Success Story
Young
Company Assembled From Odd
Bits and Pieces In
Only One Month's Time
"The Sinclair Oil and Gas Company,"
said the National Petroleum News for May, 1916
of the operating subsidiary, "made oil
history the past thirty days that has never been
equaled or even approached in the history of
the industry." In the brief space of a
month, the Sinclair fledgling had soared to a
height occupied by only nine other American
petroleum companies.
What Harry
Sinclair had done was to take advantage of
industry conditions to assemble bits and pieces
of depressed properties, five small but
profitable refineries, and many
untested
production leases. But as an
integrated operation it was more talk than fact.
Whether the founder possessed managerial ability
on a grand scale was unknown: he was a country
boy who had never directed any enterprise which
could not be tucked, along with sixty others,
into a hip pocket. He had no organization, no
technological skills, little administrative
education. He needed specialized manpower at
every level of a complex that was actually four
huge businesses, each of which required special
knowledge. His competition was sophisticated,
entrenched and unsympathetic to his ambitions.
# # #
Problems and tasks =>
**1)** Answer from the Sinclair Oil and Gas passage:
(a) Which publication is quoted, and in which month and year?
(b) How many other American petroleum companies already held the height the Sinclair company reached in one month?
(c) How many huge businesses made up the complex that needed specialized manpower?
**2)** Write out the stretch of the Sinclair Oil and Gas passage from "Success Story" through "petroleum companies.".
# # #
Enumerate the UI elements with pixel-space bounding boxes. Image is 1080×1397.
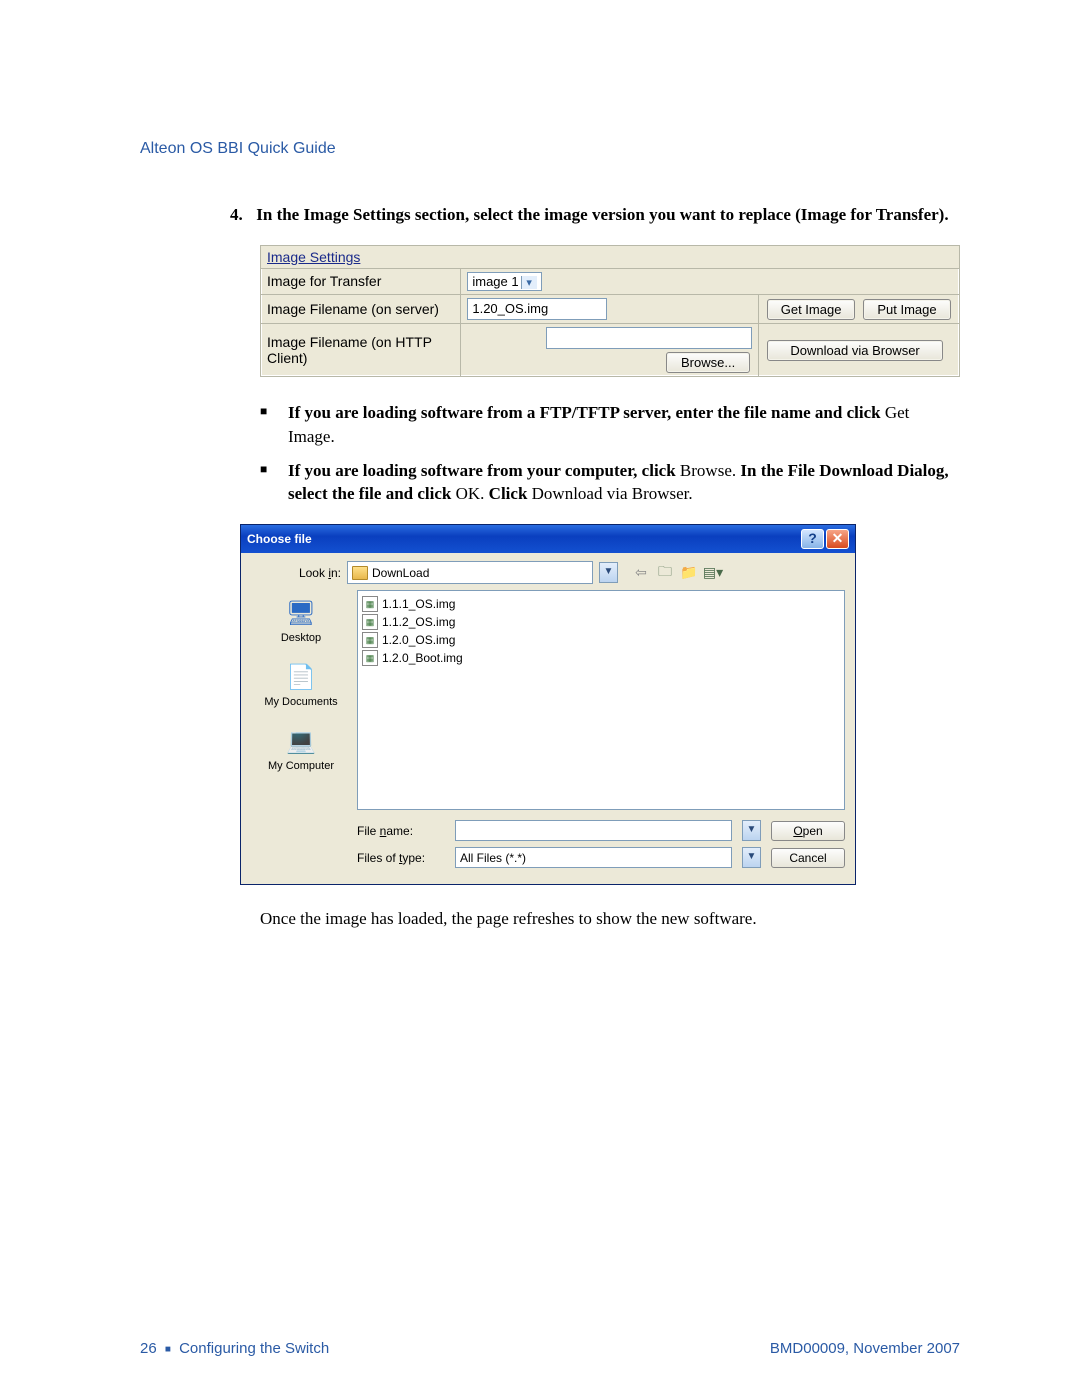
step-4-text: 4. In the Image Settings section, select… (230, 204, 960, 227)
cancel-button[interactable]: Cancel (771, 848, 845, 868)
image-filename-http-label: Image Filename (on HTTP Client) (261, 324, 461, 377)
filename-input[interactable] (455, 820, 732, 841)
up-folder-icon[interactable]: 🗀 (656, 564, 674, 582)
look-in-select[interactable]: DownLoad (347, 561, 593, 584)
final-paragraph: Once the image has loaded, the page refr… (260, 909, 960, 929)
list-item[interactable]: ▦1.1.2_OS.img (362, 613, 840, 631)
step-text-bold: In the Image Settings section, select th… (256, 205, 948, 224)
place-my-documents[interactable]: 📄 My Documents (251, 660, 351, 708)
place-desktop[interactable]: 🖥 Desktop (251, 596, 351, 644)
chevron-down-icon[interactable]: ▼ (742, 847, 761, 868)
file-icon: ▦ (362, 596, 378, 612)
page-number: 26 (140, 1340, 157, 1357)
file-icon: ▦ (362, 650, 378, 666)
help-icon[interactable]: ? (801, 529, 824, 549)
bullet-ftp-tftp: If you are loading software from a FTP/T… (260, 401, 960, 449)
list-item[interactable]: ▦1.2.0_OS.img (362, 631, 840, 649)
square-bullet-icon: ■ (165, 1344, 171, 1355)
file-list[interactable]: ▦1.1.1_OS.img ▦1.1.2_OS.img ▦1.2.0_OS.im… (357, 590, 845, 810)
page-footer: 26 ■ Configuring the Switch BMD00009, No… (140, 1340, 960, 1357)
choose-file-dialog: Choose file ? ✕ Look in: DownLoad ▼ ⇦ 🗀 … (240, 524, 856, 885)
image-settings-link[interactable]: Image Settings (267, 249, 360, 265)
image-settings-panel: Image Settings Image for Transfer image … (260, 245, 960, 377)
image-for-transfer-label: Image for Transfer (261, 268, 461, 294)
get-image-button[interactable]: Get Image (767, 299, 855, 320)
dialog-titlebar[interactable]: Choose file ? ✕ (241, 525, 855, 553)
view-menu-icon[interactable]: ▤▾ (704, 564, 722, 582)
footer-section: Configuring the Switch (179, 1340, 329, 1357)
step-number: 4. (230, 204, 252, 227)
list-item[interactable]: ▦1.1.1_OS.img (362, 595, 840, 613)
look-in-label: Look in: (251, 566, 341, 580)
download-via-browser-button[interactable]: Download via Browser (767, 340, 943, 361)
image-filename-server-label: Image Filename (on server) (261, 295, 461, 324)
computer-icon: 💻 (281, 724, 321, 758)
bullet-browser-load: If you are loading software from your co… (260, 459, 960, 507)
chevron-down-icon[interactable]: ▼ (742, 820, 761, 841)
dialog-title: Choose file (247, 532, 312, 546)
file-icon: ▦ (362, 632, 378, 648)
put-image-button[interactable]: Put Image (863, 299, 951, 320)
browse-button[interactable]: Browse... (666, 352, 750, 373)
folder-icon (352, 566, 368, 580)
documents-icon: 📄 (281, 660, 321, 694)
instruction-bullets: If you are loading software from a FTP/T… (260, 401, 960, 506)
new-folder-icon[interactable]: 📁 (680, 564, 698, 582)
list-item[interactable]: ▦1.2.0_Boot.img (362, 649, 840, 667)
image-filename-server-input[interactable]: 1.20_OS.img (467, 298, 607, 320)
chevron-down-icon[interactable]: ▾ (521, 276, 537, 289)
page-header-title: Alteon OS BBI Quick Guide (140, 140, 960, 158)
image-for-transfer-select[interactable]: image 1▾ (467, 272, 541, 291)
open-button[interactable]: Open (771, 821, 845, 841)
place-my-computer[interactable]: 💻 My Computer (251, 724, 351, 772)
filetype-select[interactable]: All Files (*.*) (455, 847, 732, 868)
footer-right: BMD00009, November 2007 (770, 1340, 960, 1357)
file-icon: ▦ (362, 614, 378, 630)
filename-label: File name: (357, 824, 445, 838)
image-filename-http-input[interactable] (546, 327, 752, 349)
back-icon[interactable]: ⇦ (632, 564, 650, 582)
places-bar: 🖥 Desktop 📄 My Documents 💻 My Computer (251, 590, 351, 874)
chevron-down-icon[interactable]: ▼ (599, 562, 618, 583)
filetype-label: Files of type: (357, 851, 445, 865)
desktop-icon: 🖥 (281, 596, 321, 630)
close-icon[interactable]: ✕ (826, 529, 849, 549)
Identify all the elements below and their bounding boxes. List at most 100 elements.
# # #
Outputs =>
**1)**
(a) The National Petroleum News, May 1916.
(b) Nine.
(c) Four.

**2)**
Success Story
Young
Company Assembled From Odd
Bits and Pieces In
Only One Month's Time
"The Sinclair Oil and Gas Company,"
said the National Petroleum News for May, 1916
of the operating subsidiary, "made oil
history the past thirty days that has never been
equaled or even approached in the history of
the industry." In the brief space of a
month, the Sinclair fledgling had soared to a
height occupied by only nine other American
petroleum companies.